[Extracted text]:
################

Calculation examples and parameter analysis

The derived analytical solution reveals that the extent and stress within the damage residual zone and plastic damage zone in the surrounding rock are influenced by several factors, including support strength, rock properties, and intermediate principal stress. This section will analyze the effect of these factors.

Influence of surrounding rock stress state on fracture distribution evolution

In the analysis of the stress state of surrounding rock, the original rock stress \({P_{\text{0}}}\) and the intermediate principal stress coefficient B are critical parameters. When the original rock stress \({P_{\text{0}}}\) is low, the surrounding rock typically remains intact, without deterioration or failure. However, when the original rock stress \({P_{\text{0}}}\) exceeds the elastic limit of the surrounding rock, both plastic damage and residual damage zones form. To understand the influence of original rock stress \({P_{\text{0}}}\) and intermediate principal stress coefficient B on the surrounding rock stress and failure range of the roadway, a calculation and analysis were carried out taking the circular roadway as an example. The roadway has a radius of \({R_0}\)= 3.18 m, and the compressive peak strength of the surrounding rock is \({\sigma _c}\)= 25 MPa. The rock damage coefficient is D = 95%, and the brittleness parameter is i = 5. For this analysis, support resistance is not considered, meaning \({P_S}\)= 0 MPa. Based on the findings of Zhang et al.²⁸, when the brittleness coefficient i takes values of 4, 5, 6, 7, and 8, the corresponding ratios of \({{{\varepsilon _c}} \mathord{\left/ {\vphantom {{{\varepsilon _c}} {{\varepsilon _s}}}} \right. \kern-0pt} {{\varepsilon _s}}}\)are 0.674, 0.705, 0.727, 0.744, and 0.763, respectively. Substituting these parameters into Eq. (32) allows for the calculation of the relationship between the original rock stress \({P_{\text{0}}}\), the intermediate principal stress coefficient B, and the extent of both the plastic damage zone and the damage residual zone, as illustrated in Fig. 3.

################

[Records shown]:
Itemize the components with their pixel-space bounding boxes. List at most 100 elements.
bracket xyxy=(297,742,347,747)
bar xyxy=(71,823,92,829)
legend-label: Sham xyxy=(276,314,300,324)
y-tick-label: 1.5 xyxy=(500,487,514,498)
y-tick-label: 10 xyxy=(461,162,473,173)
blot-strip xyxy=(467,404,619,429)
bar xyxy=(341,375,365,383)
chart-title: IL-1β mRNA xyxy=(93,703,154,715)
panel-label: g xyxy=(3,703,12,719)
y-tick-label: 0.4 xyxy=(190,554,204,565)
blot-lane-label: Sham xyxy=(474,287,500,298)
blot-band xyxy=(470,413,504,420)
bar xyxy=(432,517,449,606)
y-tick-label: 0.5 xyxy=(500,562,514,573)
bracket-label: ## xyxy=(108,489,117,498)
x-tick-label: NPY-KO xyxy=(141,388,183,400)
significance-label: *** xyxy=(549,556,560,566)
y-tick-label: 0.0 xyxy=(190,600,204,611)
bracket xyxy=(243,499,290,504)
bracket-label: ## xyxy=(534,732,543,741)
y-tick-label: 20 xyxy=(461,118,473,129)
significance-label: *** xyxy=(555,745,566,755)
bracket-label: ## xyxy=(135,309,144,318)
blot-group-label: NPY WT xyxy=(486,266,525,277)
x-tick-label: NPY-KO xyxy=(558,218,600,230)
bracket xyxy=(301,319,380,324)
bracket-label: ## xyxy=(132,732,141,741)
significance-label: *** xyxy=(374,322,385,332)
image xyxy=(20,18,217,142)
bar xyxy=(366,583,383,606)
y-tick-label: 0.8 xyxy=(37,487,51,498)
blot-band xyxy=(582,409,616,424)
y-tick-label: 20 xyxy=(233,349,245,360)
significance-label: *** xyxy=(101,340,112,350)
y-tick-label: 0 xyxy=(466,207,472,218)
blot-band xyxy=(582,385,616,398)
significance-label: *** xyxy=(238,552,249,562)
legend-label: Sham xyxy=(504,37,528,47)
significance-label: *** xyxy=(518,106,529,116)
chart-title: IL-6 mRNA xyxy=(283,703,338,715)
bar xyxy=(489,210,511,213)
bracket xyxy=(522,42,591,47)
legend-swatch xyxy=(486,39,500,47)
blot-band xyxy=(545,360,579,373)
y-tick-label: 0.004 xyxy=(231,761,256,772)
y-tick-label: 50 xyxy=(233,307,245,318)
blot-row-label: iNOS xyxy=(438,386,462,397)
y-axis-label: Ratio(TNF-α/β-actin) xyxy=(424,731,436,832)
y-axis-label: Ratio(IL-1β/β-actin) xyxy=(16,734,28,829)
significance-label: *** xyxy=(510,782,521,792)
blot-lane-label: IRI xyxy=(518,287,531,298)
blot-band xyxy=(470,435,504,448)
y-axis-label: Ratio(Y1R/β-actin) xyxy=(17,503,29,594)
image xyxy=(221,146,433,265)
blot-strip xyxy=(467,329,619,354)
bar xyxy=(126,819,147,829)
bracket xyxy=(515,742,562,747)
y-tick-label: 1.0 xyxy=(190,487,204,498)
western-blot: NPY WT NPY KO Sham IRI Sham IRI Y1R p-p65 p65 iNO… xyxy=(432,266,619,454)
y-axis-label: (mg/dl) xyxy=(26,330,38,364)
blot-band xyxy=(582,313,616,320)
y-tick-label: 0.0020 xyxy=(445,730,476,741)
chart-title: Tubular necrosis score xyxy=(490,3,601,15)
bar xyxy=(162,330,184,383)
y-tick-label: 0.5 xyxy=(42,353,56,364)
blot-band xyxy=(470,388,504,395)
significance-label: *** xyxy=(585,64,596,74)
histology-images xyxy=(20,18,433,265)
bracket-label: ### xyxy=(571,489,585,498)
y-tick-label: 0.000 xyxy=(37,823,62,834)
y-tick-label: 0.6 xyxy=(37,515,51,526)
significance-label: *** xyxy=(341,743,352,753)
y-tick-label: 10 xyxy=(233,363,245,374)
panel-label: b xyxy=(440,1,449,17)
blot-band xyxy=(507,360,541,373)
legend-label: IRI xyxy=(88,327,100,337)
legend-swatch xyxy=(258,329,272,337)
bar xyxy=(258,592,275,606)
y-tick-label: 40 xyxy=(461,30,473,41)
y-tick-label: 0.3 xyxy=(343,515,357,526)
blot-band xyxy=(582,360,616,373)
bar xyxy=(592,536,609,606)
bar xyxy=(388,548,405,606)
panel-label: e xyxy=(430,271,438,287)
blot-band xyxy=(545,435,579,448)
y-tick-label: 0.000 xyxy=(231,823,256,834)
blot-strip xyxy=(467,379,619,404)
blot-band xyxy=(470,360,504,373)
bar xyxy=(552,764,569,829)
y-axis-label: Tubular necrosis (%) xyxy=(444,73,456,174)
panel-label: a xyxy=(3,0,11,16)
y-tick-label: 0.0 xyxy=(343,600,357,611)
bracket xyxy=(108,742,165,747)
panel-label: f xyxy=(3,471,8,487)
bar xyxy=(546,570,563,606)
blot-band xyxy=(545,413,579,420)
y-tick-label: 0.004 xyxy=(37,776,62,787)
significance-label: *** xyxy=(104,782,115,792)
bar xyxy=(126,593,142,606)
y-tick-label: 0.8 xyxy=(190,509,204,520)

################

[Exercise description]: Write out the rock mechanics excerpt word for word, from "The derived analytical" up to and including "of these factors.". The rows have no connection to the rock mechanics excerpt.

[Exercise response]:
The derived analytical solution reveals that the extent and stress within the damage residual zone and plastic damage zone in the surrounding rock are influenced by several factors, including support strength, rock properties, and intermediate principal stress. This section will analyze the effect of these factors.